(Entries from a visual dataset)

----

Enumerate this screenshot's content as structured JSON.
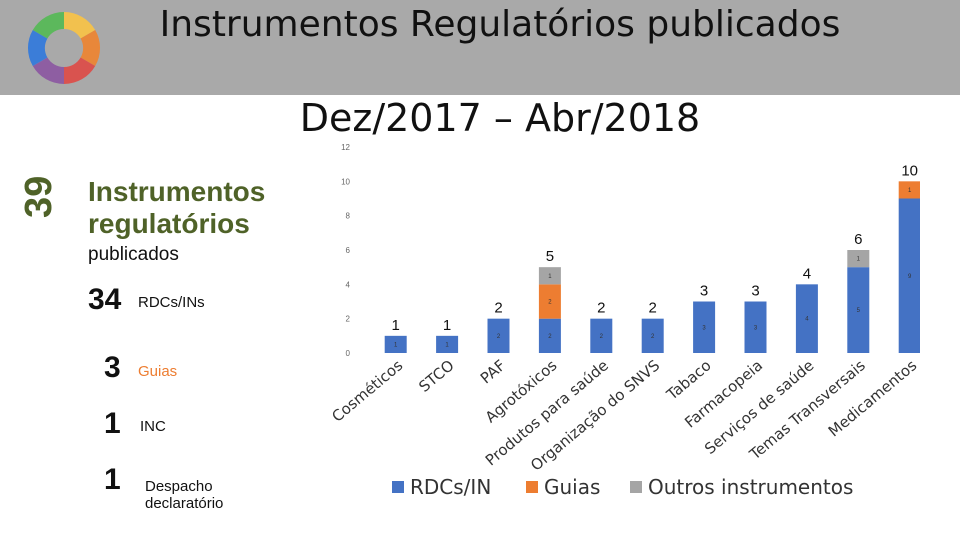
{
  "header": {
    "title": "Instrumentos Regulatórios publicados",
    "subtitle": "Dez/2017 – Abr/2018"
  },
  "summary": {
    "total": "39",
    "heading": "Instrumentos regulatórios",
    "subheading": "publicados",
    "counts": [
      {
        "value": "34",
        "label": "RDCs/INs"
      },
      {
        "value": "3",
        "label": "Guias"
      },
      {
        "value": "1",
        "label": "INC"
      },
      {
        "value": "1",
        "label": "Despacho declaratório"
      }
    ]
  },
  "colors": {
    "header_bg": "#a9a9a9",
    "rdc": "#4472c4",
    "guia": "#ed7d31",
    "outros": "#a5a5a5",
    "accent_green": "#4f6228"
  },
  "chart_data": {
    "type": "bar",
    "stacked": true,
    "categories": [
      "Cosméticos",
      "STCO",
      "PAF",
      "Agrotóxicos",
      "Produtos para saúde",
      "Organização do SNVS",
      "Tabaco",
      "Farmacopeia",
      "Serviços de saúde",
      "Temas Transversais",
      "Medicamentos"
    ],
    "series": [
      {
        "name": "RDCs/IN",
        "values": [
          1,
          1,
          2,
          2,
          2,
          2,
          3,
          3,
          4,
          5,
          9
        ]
      },
      {
        "name": "Guias",
        "values": [
          0,
          0,
          0,
          2,
          0,
          0,
          0,
          0,
          0,
          0,
          1
        ]
      },
      {
        "name": "Outros instrumentos",
        "values": [
          0,
          0,
          0,
          1,
          0,
          0,
          0,
          0,
          0,
          1,
          0
        ]
      }
    ],
    "totals": [
      1,
      1,
      2,
      5,
      2,
      2,
      3,
      3,
      4,
      6,
      10
    ],
    "ylim": [
      0,
      12
    ],
    "yticks": [
      0,
      2,
      4,
      6,
      8,
      10,
      12
    ],
    "grid": false,
    "legend": "bottom"
  }
}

----

= Work required =
Report how many lines of the listing hold the word "name", with nothing but the number.

= Solution below =
3